→ **WHAT THIS TASK INVOLVES**: Output exactly, and only, the stretch of lines beginning at the line with "Read out every word on this page." and ending at the last line of the listing below. Drop the pictures.

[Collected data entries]
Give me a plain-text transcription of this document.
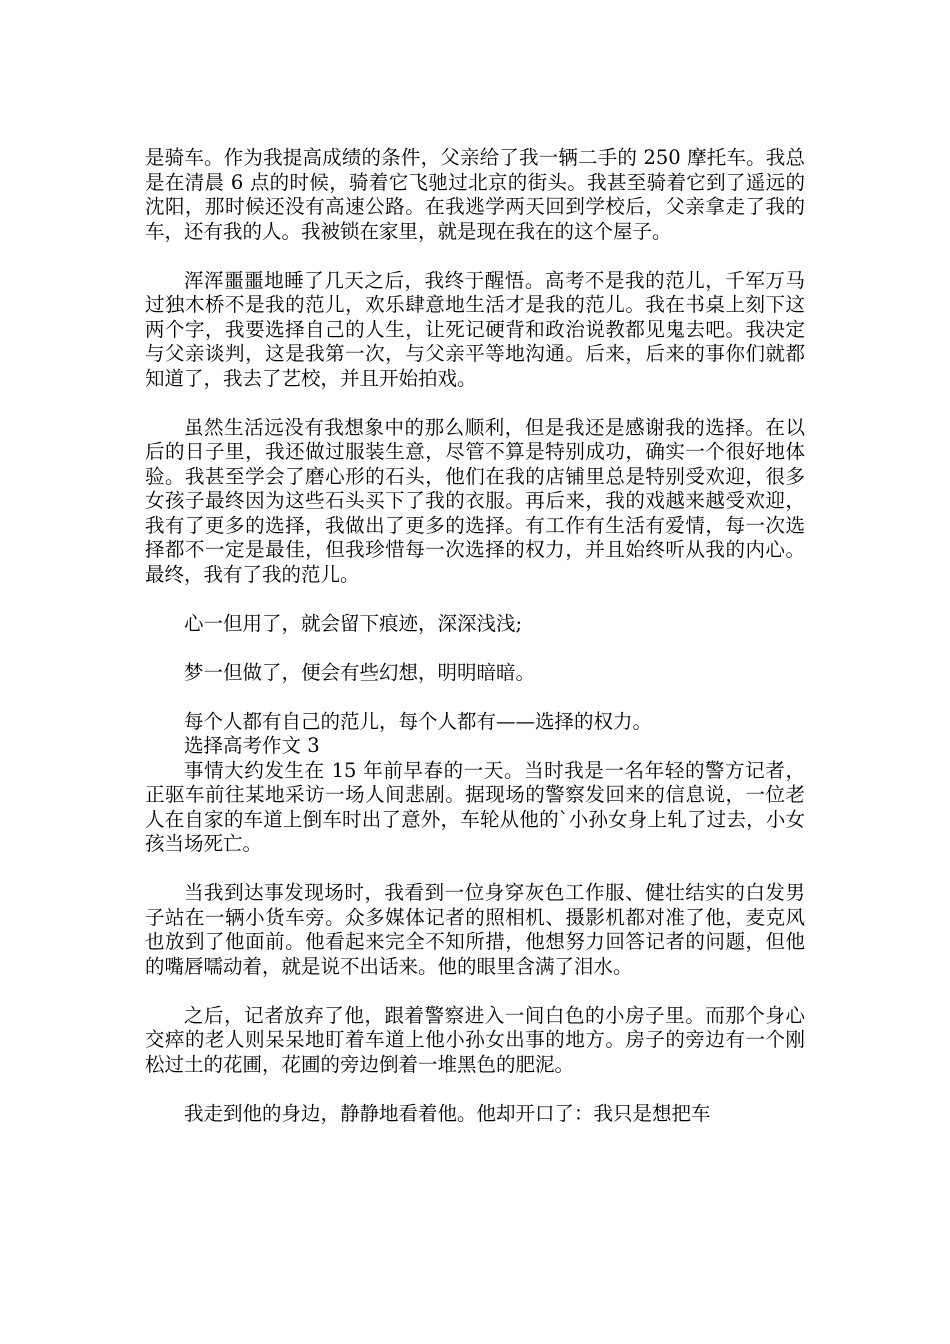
是骑车。作为我提高成绩的条件，父亲给了我一辆二手的 250 摩托车。我总是在清晨 6 点的时候，骑着它飞驰过北京的街头。我甚至骑着它到了遥远的沈阳，那时候还没有高速公路。在我逃学两天回到学校后，父亲拿走了我的车，还有我的人。我被锁在家里，就是现在我在的这个屋子。

浑浑噩噩地睡了几天之后，我终于醒悟。高考不是我的范儿，千军万马过独木桥不是我的范儿，欢乐肆意地生活才是我的范儿。我在书桌上刻下这两个字，我要选择自己的人生，让死记硬背和政治说教都见鬼去吧。我决定与父亲谈判，这是我第一次，与父亲平等地沟通。后来，后来的事你们就都知道了，我去了艺校，并且开始拍戏。

虽然生活远没有我想象中的那么顺利，但是我还是感谢我的选择。在以后的日子里，我还做过服装生意，尽管不算是特别成功，确实一个很好地体验。我甚至学会了磨心形的石头，他们在我的店铺里总是特别受欢迎，很多女孩子最终因为这些石头买下了我的衣服。再后来，我的戏越来越受欢迎，我有了更多的选择，我做出了更多的选择。有工作有生活有爱情，每一次选择都不一定是最佳，但我珍惜每一次选择的权力，并且始终听从我的内心。最终，我有了我的范儿。

心一但用了，就会留下痕迹，深深浅浅;

梦一但做了，便会有些幻想，明明暗暗。

每个人都有自己的范儿，每个人都有——选择的权力。

选择高考作文 3

事情大约发生在 15 年前早春的一天。当时我是一名年轻的警方记者，正驱车前往某地采访一场人间悲剧。据现场的警察发回来的信息说，一位老人在自家的车道上倒车时出了意外，车轮从他的`小孙女身上轧了过去，小女孩当场死亡。

当我到达事发现场时，我看到一位身穿灰色工作服、健壮结实的白发男子站在一辆小货车旁。众多媒体记者的照相机、摄影机都对准了他，麦克风也放到了他面前。他看起来完全不知所措，他想努力回答记者的问题，但他的嘴唇嚅动着，就是说不出话来。他的眼里含满了泪水。

之后，记者放弃了他，跟着警察进入一间白色的小房子里。而那个身心交瘁的老人则呆呆地盯着车道上他小孙女出事的地方。房子的旁边有一个刚松过土的花圃，花圃的旁边倒着一堆黑色的肥泥。

我走到他的身边，静静地看着他。他却开口了：我只是想把车
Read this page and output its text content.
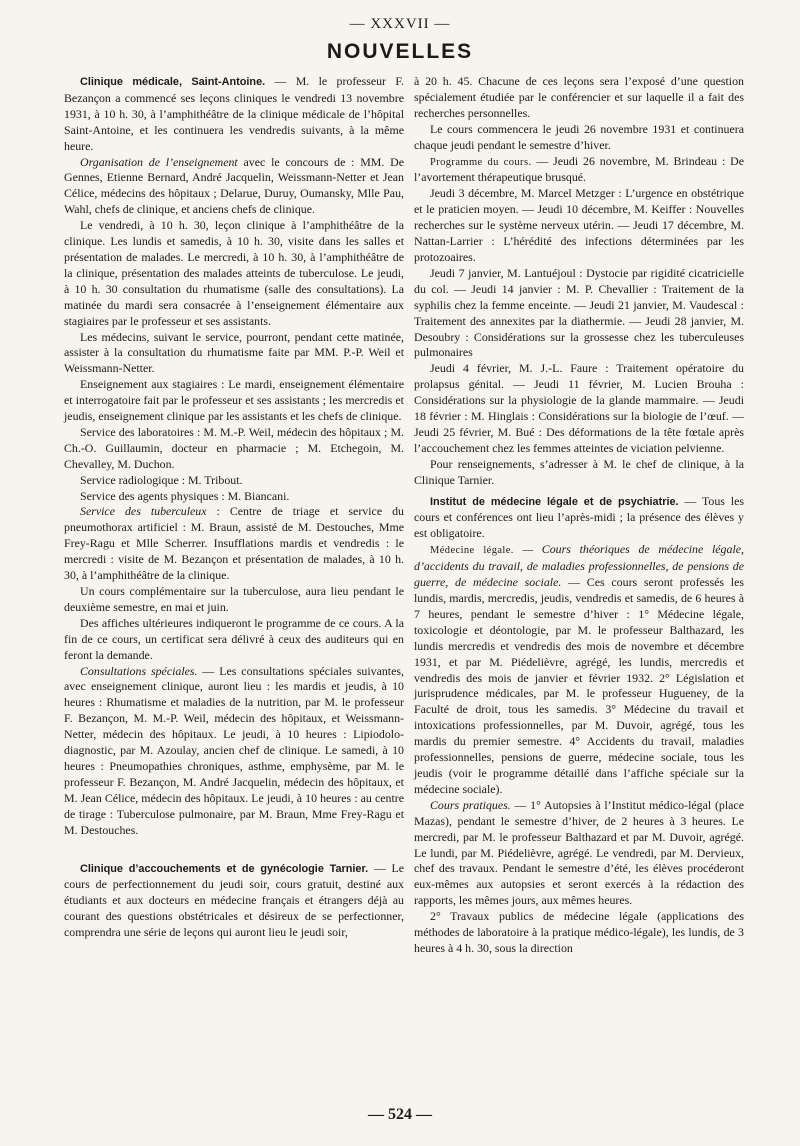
— XXXVII —
NOUVELLES

Clinique médicale, Saint-Antoine. — M. le professeur F. Bezançon a commencé ses leçons cliniques le vendredi 13 novembre 1931, à 10 h. 30, à l’amphithéâtre de la clinique médicale de l’hôpital Saint-Antoine, et les continuera les vendredis suivants, à la même heure.

Organisation de l’enseignement avec le concours de : MM. De Gennes, Etienne Bernard, André Jacquelin, Weissmann-Netter et Jean Célice, médecins des hôpitaux ; Delarue, Duruy, Oumansky, Mlle Pau, Wahl, chefs de clinique, et anciens chefs de clinique.

Le vendredi, à 10 h. 30, leçon clinique à l’amphithéâtre de la clinique. Les lundis et samedis, à 10 h. 30, visite dans les salles et présentation de malades. Le mercredi, à 10 h. 30, à l’amphithéâtre de la clinique, présentation des malades atteints de tuberculose. Le jeudi, à 10 h. 30 consultation du rhumatisme (salle des consultations). La matinée du mardi sera consacrée à l’enseignement élémentaire aux stagiaires par le professeur et ses assistants.

Les médecins, suivant le service, pourront, pendant cette matinée, assister à la consultation du rhumatisme faite par MM. P.-P. Weil et Weissmann-Netter.

Enseignement aux stagiaires : Le mardi, enseignement élémentaire et interrogatoire fait par le professeur et ses assistants ; les mercredis et jeudis, enseignement clinique par les assistants et les chefs de clinique.

Service des laboratoires : M. M.-P. Weil, médecin des hôpitaux ; M. Ch.-O. Guillaumin, docteur en pharmacie ; M. Etchegoin, M. Chevalley, M. Duchon.

Service radiologique : M. Tribout.

Service des agents physiques : M. Biancani.

Service des tuberculeux : Centre de triage et service du pneumothorax artificiel : M. Braun, assisté de M. Destouches, Mme Frey-Ragu et Mlle Scherrer. Insufflations mardis et vendredis : le mercredi : visite de M. Bezançon et présentation de malades, à 10 h. 30, à l’amphithéâtre de la clinique.

Un cours complémentaire sur la tuberculose, aura lieu pendant le deuxième semestre, en mai et juin.

Des affiches ultérieures indiqueront le programme de ce cours. A la fin de ce cours, un certificat sera délivré à ceux des auditeurs qui en feront la demande.

Consultations spéciales. — Les consultations spéciales suivantes, avec enseignement clinique, auront lieu : les mardis et jeudis, à 10 heures : Rhumatisme et maladies de la nutrition, par M. le professeur F. Bezançon, M. M.-P. Weil, médecin des hôpitaux, et Weissmann-Netter, médecin des hôpitaux. Le jeudi, à 10 heures : Lipiodolo-diagnostic, par M. Azoulay, ancien chef de clinique. Le samedi, à 10 heures : Pneumopathies chroniques, asthme, emphysème, par M. le professeur F. Bezançon, M. André Jacquelin, médecin des hôpitaux, et M. Jean Célice, médecin des hôpitaux. Le jeudi, à 10 heures : au centre de tirage : Tuberculose pulmonaire, par M. Braun, Mme Frey-Ragu et M. Destouches.

Clinique d’accouchements et de gynécologie Tarnier. — Le cours de perfectionnement du jeudi soir, cours gratuit, destiné aux étudiants et aux docteurs en médecine français et étrangers déjà au courant des questions obstétricales et désireux de se perfectionner, comprendra une série de leçons qui auront lieu le jeudi soir,

à 20 h. 45. Chacune de ces leçons sera l’exposé d’une question spécialement étudiée par le conférencier et sur laquelle il a fait des recherches personnelles.

Le cours commencera le jeudi 26 novembre 1931 et continuera chaque jeudi pendant le semestre d’hiver.

Programme du cours. — Jeudi 26 novembre, M. Brindeau : De l’avortement thérapeutique brusqué.

Jeudi 3 décembre, M. Marcel Metzger : L’urgence en obstétrique et le praticien moyen. — Jeudi 10 décembre, M. Keiffer : Nouvelles recherches sur le système nerveux utérin. — Jeudi 17 décembre, M. Nattan-Larrier : L’hérédité des infections déterminées par les protozoaires.

Jeudi 7 janvier, M. Lantuéjoul : Dystocie par rigidité cicatricielle du col. — Jeudi 14 janvier : M. P. Chevallier : Traitement de la syphilis chez la femme enceinte. — Jeudi 21 janvier, M. Vaudescal : Traitement des annexites par la diathermie. — Jeudi 28 janvier, M. Desoubry : Considérations sur la grossesse chez les tuberculeuses pulmonaires

Jeudi 4 février, M. J.-L. Faure : Traitement opératoire du prolapsus génital. — Jeudi 11 février, M. Lucien Brouha : Considérations sur la physiologie de la glande mammaire. — Jeudi 18 février : M. Hinglais : Considérations sur la biologie de l’œuf. — Jeudi 25 février, M. Bué : Des déformations de la tête fœtale après l’accouchement chez les femmes atteintes de viciation pelvienne.

Pour renseignements, s’adresser à M. le chef de clinique, à la Clinique Tarnier.

Institut de médecine légale et de psychiatrie. — Tous les cours et conférences ont lieu l’après-midi ; la présence des élèves y est obligatoire.

Médecine légale. — Cours théoriques de médecine légale, d’accidents du travail, de maladies professionnelles, de pensions de guerre, de médecine sociale. — Ces cours seront professés les lundis, mardis, mercredis, jeudis, vendredis et samedis, de 6 heures à 7 heures, pendant le semestre d’hiver : 1° Médecine légale, toxicologie et déontologie, par M. le professeur Balthazard, les lundis mercredis et vendredis des mois de novembre et décembre 1931, et par M. Piédelièvre, agrégé, les lundis, mercredis et vendredis des mois de janvier et février 1932. 2° Législation et jurisprudence médicales, par M. le professeur Hugueney, de la Faculté de droit, tous les samedis. 3° Médecine du travail et intoxications professionnelles, par M. Duvoir, agrégé, tous les mardis du premier semestre. 4° Accidents du travail, maladies professionnelles, pensions de guerre, médecine sociale, tous les jeudis (voir le programme détaillé dans l’affiche spéciale sur la médecine sociale).

Cours pratiques. — 1° Autopsies à l’Institut médico-légal (place Mazas), pendant le semestre d’hiver, de 2 heures à 3 heures. Le mercredi, par M. le professeur Balthazard et par M. Duvoir, agrégé. Le lundi, par M. Piédelièvre, agrégé. Le vendredi, par M. Dervieux, chef des travaux. Pendant le semestre d’été, les élèves procéderont eux-mêmes aux autopsies et seront exercés à la rédaction des rapports, les mêmes jours, aux mêmes heures.

2° Travaux publics de médecine légale (applications des méthodes de laboratoire à la pratique médico-légale), les lundis, de 3 heures à 4 h. 30, sous la direction

— 524 —
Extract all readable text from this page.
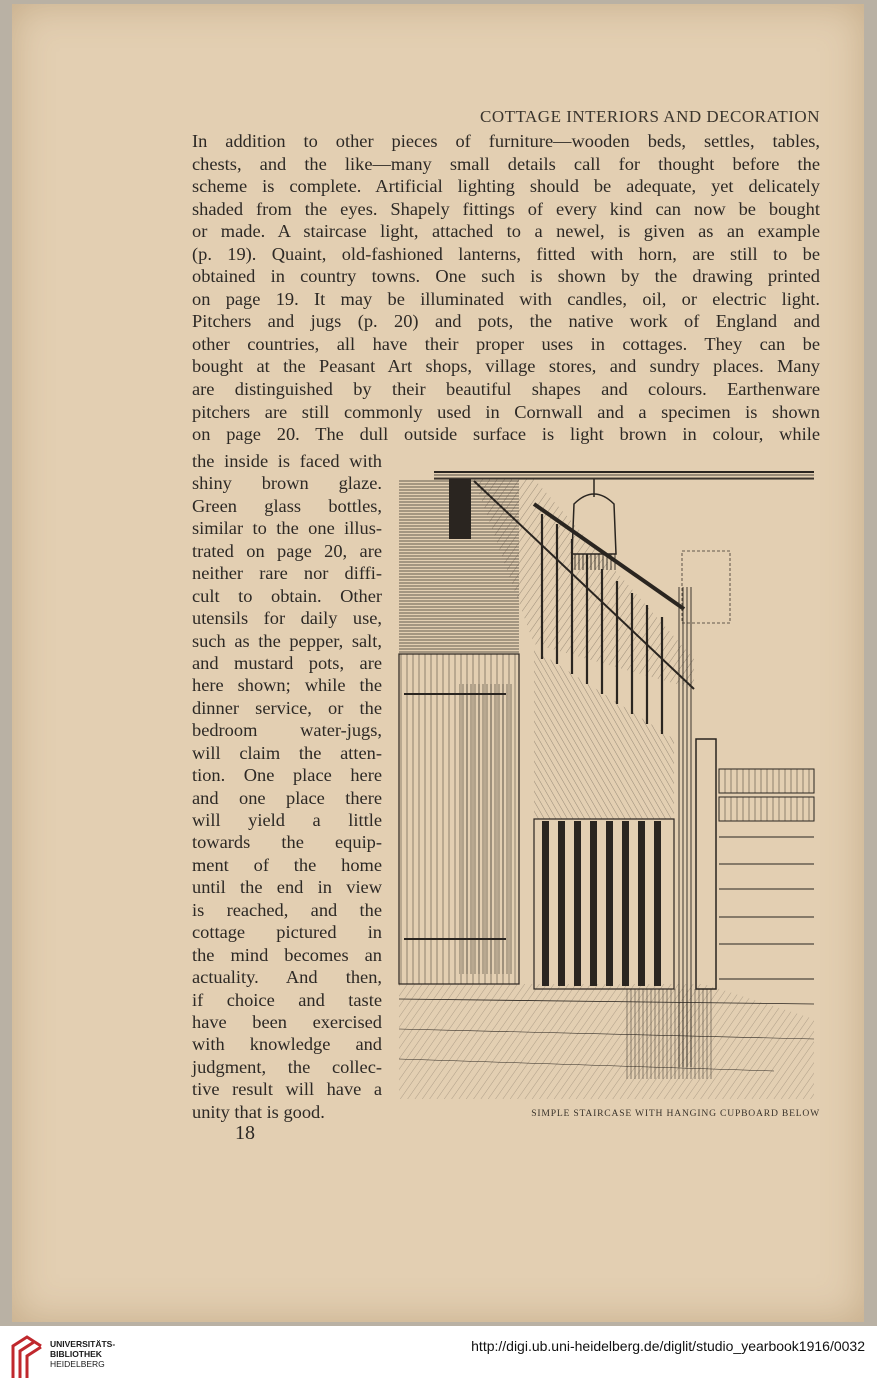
COTTAGE INTERIORS AND DECORATION
In addition to other pieces of furniture—wooden beds, settles, tables,
chests, and the like—many small details call for thought before the
scheme is complete. Artificial lighting should be adequate, yet delicately
shaded from the eyes. Shapely fittings of every kind can now be bought
or made. A staircase light, attached to a newel, is given as an example
(p. 19). Quaint, old-fashioned lanterns, fitted with horn, are still to be
obtained in country towns. One such is shown by the drawing printed
on page 19. It may be illuminated with candles, oil, or electric light.
Pitchers and jugs (p. 20) and pots, the native work of England and
other countries, all have their proper uses in cottages. They can be
bought at the Peasant Art shops, village stores, and sundry places. Many
are distinguished by their beautiful shapes and colours. Earthenware
pitchers are still commonly used in Cornwall and a specimen is shown
on page 20. The dull outside surface is light brown in colour, while
the inside is faced with
shiny brown glaze.
Green glass bottles,
similar to the one illus-
trated on page 20, are
neither rare nor diffi-
cult to obtain. Other
utensils for daily use,
such as the pepper, salt,
and mustard pots, are
here shown; while the
dinner service, or the
bedroom water-jugs,
will claim the atten-
tion. One place here
and one place there
will yield a little
towards the equip-
ment of the home
until the end in view
is reached, and the
cottage pictured in
the mind becomes an
actuality. And then,
if choice and taste
have been exercised
with knowledge and
judgment, the collec-
tive result will have a
unity that is good.	SIMPLE STAIRCASE WITH HANGING CUPBOARD BELOW
18
UNIVERSITÄTS-
BIBLIOTHEK
HEIDELBERG
http://digi.ub.uni-heidelberg.de/diglit/studio_yearbook1916/0032
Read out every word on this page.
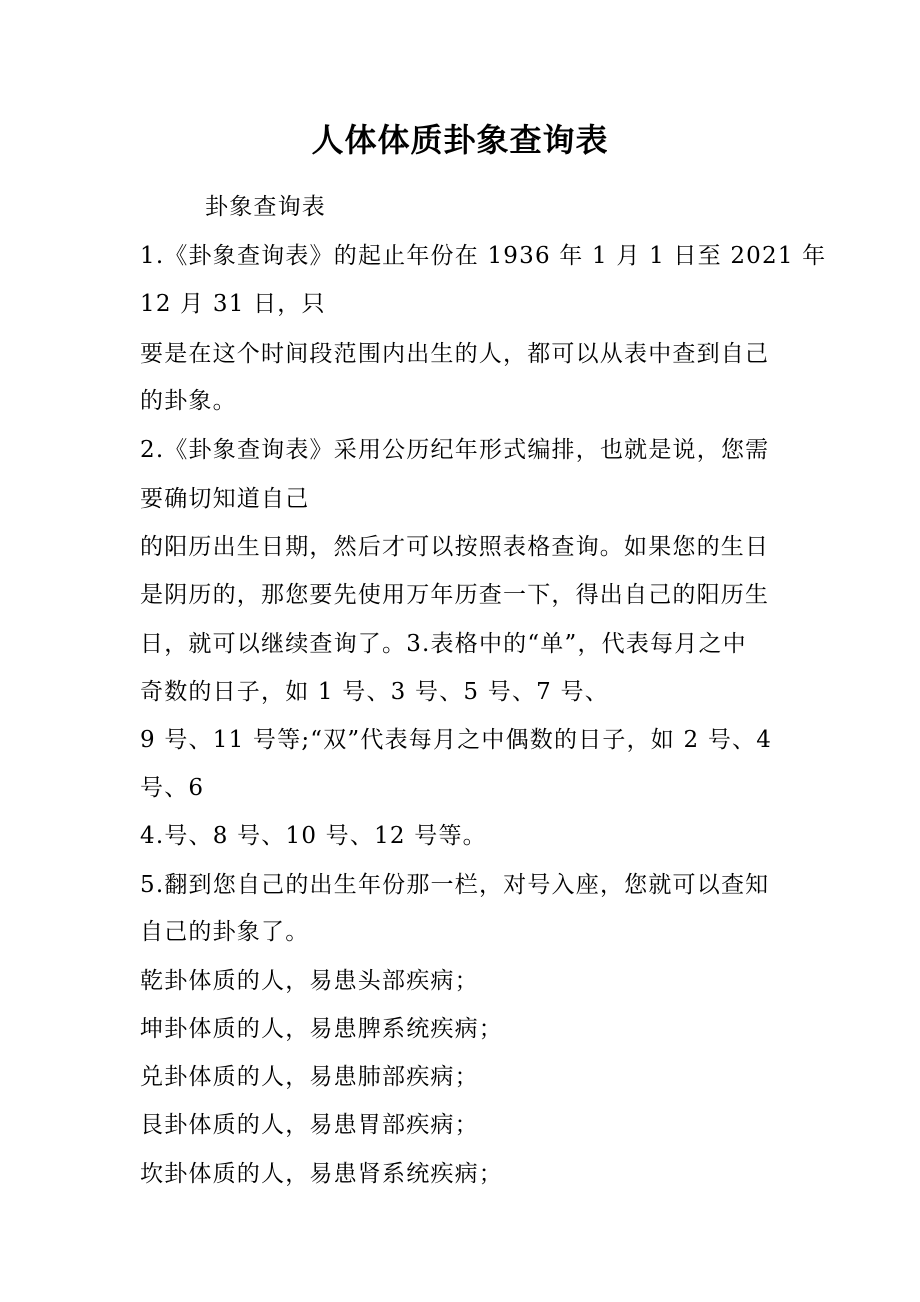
人体体质卦象查询表
卦象查询表
1.《卦象查询表》的起止年份在 1936 年 1 月 1 日至 2021 年
12 月 31 日，只
要是在这个时间段范围内出生的人，都可以从表中查到自己
的卦象。
2.《卦象查询表》采用公历纪年形式编排，也就是说，您需
要确切知道自己
的阳历出生日期，然后才可以按照表格查询。如果您的生日
是阴历的，那您要先使用万年历查一下，得出自己的阳历生
日，就可以继续查询了。3.表格中的“单”，代表每月之中
奇数的日子，如 1 号、3 号、5 号、7 号、
9 号、11 号等;“双”代表每月之中偶数的日子，如 2 号、4
号、6
4.号、8 号、10 号、12 号等。
5.翻到您自己的出生年份那一栏，对号入座，您就可以查知
自己的卦象了。
乾卦体质的人，易患头部疾病；
坤卦体质的人，易患脾系统疾病；
兑卦体质的人，易患肺部疾病；
艮卦体质的人，易患胃部疾病；
坎卦体质的人，易患肾系统疾病；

→ **RESULT OF THE EXERCISE**:
Read out every word on this page.
人体体质卦象查询表
卦象查询表
1.《卦象查询表》的起止年份在 1936 年 1 月 1 日至 2021 年
12 月 31 日，只
要是在这个时间段范围内出生的人，都可以从表中查到自己
的卦象。
2.《卦象查询表》采用公历纪年形式编排，也就是说，您需
要确切知道自己
的阳历出生日期，然后才可以按照表格查询。如果您的生日
是阴历的，那您要先使用万年历查一下，得出自己的阳历生
日，就可以继续查询了。3.表格中的“单”，代表每月之中
奇数的日子，如 1 号、3 号、5 号、7 号、
9 号、11 号等;“双”代表每月之中偶数的日子，如 2 号、4
号、6
4.号、8 号、10 号、12 号等。
5.翻到您自己的出生年份那一栏，对号入座，您就可以查知
自己的卦象了。
乾卦体质的人，易患头部疾病；
坤卦体质的人，易患脾系统疾病；
兑卦体质的人，易患肺部疾病；
艮卦体质的人，易患胃部疾病；
坎卦体质的人，易患肾系统疾病；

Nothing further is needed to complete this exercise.